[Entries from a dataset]
════════════════════

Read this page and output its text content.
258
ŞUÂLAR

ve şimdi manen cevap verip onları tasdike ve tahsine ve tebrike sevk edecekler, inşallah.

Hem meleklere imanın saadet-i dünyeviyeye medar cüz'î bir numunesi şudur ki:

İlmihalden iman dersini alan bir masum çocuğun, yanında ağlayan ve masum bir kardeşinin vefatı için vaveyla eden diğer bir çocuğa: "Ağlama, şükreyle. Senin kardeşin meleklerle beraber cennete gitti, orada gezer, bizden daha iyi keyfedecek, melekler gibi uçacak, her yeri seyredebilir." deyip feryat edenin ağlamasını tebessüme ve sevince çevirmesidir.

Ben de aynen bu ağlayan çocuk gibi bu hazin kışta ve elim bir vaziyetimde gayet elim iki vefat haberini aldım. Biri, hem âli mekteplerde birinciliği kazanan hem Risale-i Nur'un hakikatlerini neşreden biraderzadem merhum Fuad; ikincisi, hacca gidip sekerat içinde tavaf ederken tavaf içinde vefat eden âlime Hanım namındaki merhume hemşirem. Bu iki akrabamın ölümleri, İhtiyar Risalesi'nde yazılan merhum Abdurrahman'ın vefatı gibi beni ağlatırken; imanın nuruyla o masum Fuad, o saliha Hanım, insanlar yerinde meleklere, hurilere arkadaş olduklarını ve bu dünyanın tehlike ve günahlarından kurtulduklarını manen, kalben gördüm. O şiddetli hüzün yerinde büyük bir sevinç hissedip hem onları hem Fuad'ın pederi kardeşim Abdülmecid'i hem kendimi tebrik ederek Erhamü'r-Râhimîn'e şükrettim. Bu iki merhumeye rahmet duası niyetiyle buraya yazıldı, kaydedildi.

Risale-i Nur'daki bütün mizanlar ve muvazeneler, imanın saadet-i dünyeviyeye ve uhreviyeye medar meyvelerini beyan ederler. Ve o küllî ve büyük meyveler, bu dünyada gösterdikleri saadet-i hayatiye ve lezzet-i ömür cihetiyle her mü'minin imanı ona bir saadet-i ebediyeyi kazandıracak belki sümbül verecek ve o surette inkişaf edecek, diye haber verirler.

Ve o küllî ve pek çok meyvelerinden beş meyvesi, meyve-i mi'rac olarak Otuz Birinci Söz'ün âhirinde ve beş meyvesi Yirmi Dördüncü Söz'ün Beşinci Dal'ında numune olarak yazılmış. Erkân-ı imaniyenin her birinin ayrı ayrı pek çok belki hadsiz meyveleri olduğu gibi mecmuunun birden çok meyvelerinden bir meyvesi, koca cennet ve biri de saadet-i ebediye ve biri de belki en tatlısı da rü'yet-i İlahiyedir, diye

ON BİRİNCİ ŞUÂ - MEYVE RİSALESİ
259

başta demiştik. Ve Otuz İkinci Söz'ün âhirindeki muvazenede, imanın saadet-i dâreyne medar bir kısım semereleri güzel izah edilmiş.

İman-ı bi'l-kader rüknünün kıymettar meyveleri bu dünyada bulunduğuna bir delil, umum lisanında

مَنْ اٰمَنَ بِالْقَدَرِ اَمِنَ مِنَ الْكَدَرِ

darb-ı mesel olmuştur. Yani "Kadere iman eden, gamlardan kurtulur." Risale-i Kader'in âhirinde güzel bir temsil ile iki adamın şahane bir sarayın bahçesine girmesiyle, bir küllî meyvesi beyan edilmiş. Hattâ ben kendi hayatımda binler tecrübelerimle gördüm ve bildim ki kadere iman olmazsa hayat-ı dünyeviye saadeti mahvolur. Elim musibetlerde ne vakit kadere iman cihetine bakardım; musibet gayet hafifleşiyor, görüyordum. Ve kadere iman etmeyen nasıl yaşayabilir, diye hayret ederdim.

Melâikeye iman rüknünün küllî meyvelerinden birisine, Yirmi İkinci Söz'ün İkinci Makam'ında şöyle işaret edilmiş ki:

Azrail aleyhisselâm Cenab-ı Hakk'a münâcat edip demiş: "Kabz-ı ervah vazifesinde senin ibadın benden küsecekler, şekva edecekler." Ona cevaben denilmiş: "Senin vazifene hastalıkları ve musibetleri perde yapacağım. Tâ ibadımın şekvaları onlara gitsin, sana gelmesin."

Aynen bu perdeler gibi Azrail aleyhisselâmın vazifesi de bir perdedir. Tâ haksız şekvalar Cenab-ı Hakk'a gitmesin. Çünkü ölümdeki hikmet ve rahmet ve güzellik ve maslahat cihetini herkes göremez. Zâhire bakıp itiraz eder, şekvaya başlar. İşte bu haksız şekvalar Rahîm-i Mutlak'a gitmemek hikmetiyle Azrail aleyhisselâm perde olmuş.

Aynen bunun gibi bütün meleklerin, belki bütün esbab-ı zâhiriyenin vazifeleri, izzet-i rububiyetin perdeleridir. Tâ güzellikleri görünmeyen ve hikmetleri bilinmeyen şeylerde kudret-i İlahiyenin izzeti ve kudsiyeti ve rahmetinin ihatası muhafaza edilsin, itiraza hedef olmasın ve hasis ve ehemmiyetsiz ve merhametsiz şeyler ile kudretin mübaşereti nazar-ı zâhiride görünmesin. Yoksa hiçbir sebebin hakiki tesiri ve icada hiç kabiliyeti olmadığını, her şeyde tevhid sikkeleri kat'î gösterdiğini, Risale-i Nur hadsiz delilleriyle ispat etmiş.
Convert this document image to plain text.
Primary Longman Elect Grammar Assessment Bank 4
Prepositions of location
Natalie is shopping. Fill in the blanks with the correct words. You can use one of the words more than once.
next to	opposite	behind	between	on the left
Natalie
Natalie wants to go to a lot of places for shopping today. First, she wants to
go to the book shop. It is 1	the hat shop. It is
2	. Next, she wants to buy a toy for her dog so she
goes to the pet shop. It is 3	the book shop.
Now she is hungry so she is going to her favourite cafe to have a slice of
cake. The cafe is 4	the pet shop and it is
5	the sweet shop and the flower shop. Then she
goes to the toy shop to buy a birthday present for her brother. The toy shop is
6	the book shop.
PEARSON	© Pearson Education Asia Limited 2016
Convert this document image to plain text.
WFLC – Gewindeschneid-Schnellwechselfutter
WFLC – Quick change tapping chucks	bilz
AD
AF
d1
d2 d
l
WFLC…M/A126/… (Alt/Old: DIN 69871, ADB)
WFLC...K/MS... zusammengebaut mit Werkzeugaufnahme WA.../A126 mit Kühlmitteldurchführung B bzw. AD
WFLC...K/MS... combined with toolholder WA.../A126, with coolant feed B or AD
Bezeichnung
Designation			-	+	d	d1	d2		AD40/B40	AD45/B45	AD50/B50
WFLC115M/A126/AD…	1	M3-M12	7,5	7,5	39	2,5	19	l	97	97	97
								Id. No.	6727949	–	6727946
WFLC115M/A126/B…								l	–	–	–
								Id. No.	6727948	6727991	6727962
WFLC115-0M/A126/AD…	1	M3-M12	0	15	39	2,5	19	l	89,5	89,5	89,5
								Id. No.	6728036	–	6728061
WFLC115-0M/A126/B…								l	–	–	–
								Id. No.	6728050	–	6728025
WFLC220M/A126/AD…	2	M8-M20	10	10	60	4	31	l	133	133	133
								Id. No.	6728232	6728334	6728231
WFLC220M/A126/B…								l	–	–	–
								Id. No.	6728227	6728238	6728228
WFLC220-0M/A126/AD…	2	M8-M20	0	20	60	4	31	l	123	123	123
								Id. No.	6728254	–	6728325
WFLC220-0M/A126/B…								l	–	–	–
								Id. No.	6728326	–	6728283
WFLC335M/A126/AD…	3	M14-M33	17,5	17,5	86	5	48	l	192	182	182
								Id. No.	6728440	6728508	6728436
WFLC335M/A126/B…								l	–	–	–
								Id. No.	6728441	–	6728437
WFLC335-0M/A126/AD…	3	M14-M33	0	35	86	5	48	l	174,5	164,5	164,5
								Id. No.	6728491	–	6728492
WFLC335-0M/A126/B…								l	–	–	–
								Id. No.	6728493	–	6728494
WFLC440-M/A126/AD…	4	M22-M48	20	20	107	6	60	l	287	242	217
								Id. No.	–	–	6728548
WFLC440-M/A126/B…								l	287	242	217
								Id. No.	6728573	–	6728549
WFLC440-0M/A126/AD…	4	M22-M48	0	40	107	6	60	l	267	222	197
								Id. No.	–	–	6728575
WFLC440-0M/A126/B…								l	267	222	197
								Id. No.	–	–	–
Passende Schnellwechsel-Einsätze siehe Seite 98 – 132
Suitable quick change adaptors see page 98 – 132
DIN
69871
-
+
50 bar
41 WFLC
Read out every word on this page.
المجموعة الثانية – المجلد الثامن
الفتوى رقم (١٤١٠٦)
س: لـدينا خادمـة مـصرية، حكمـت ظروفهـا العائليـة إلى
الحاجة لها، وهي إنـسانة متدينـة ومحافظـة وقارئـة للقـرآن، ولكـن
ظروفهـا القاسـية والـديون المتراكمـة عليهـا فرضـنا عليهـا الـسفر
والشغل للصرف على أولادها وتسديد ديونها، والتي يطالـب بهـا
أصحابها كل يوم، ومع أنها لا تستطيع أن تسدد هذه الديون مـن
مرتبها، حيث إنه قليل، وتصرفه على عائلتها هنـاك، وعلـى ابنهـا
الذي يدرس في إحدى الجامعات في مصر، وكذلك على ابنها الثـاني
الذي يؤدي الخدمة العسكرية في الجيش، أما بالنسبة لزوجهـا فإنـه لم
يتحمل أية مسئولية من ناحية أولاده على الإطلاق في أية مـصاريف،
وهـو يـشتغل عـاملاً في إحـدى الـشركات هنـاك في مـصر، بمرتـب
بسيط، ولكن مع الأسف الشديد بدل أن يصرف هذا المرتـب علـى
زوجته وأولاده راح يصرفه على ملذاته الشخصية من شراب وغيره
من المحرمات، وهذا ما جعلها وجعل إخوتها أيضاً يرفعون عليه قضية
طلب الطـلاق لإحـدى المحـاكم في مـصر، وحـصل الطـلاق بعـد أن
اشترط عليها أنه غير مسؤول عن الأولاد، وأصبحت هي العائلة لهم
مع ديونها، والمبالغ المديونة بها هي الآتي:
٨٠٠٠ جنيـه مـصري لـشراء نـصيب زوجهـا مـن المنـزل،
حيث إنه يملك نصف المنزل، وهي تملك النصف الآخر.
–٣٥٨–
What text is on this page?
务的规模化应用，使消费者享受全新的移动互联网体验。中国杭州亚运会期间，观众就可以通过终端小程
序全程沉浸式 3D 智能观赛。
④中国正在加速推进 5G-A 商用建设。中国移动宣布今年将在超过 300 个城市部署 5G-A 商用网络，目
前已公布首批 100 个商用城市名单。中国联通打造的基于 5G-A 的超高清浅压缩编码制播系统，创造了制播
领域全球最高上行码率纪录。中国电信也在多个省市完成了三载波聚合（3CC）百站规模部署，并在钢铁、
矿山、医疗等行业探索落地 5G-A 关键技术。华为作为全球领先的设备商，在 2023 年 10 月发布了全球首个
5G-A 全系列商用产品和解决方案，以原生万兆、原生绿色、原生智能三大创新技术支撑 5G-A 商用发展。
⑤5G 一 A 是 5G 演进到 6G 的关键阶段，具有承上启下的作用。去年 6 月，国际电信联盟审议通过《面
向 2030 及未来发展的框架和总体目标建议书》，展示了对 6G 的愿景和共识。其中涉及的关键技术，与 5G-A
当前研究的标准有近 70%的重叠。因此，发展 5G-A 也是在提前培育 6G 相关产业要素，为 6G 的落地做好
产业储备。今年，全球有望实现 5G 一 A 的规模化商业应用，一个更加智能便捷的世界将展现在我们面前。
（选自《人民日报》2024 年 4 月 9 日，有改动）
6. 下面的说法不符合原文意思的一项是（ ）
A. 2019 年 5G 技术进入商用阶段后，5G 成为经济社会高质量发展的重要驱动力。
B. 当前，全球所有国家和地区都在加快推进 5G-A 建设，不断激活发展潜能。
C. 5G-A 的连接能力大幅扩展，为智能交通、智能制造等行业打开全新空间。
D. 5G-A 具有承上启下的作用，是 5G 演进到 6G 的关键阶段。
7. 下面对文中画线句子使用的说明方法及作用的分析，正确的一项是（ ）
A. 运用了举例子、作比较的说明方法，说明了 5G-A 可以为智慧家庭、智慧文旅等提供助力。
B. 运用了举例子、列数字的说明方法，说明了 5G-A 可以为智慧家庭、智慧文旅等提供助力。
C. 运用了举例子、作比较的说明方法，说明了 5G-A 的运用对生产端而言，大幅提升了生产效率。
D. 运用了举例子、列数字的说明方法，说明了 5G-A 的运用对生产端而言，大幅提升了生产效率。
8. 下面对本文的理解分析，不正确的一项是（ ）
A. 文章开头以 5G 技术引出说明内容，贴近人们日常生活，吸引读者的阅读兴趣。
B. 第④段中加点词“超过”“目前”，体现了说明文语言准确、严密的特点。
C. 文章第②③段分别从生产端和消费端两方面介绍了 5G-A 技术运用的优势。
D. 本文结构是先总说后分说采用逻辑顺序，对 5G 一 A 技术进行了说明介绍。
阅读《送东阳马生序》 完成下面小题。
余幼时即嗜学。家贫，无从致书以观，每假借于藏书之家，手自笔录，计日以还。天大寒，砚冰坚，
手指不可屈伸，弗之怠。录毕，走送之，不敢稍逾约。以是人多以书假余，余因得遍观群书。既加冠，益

════════════════════

[What needs to be done] Using the listing above, work out how many of its lines include "this", and give only the result.

[Complete output] 5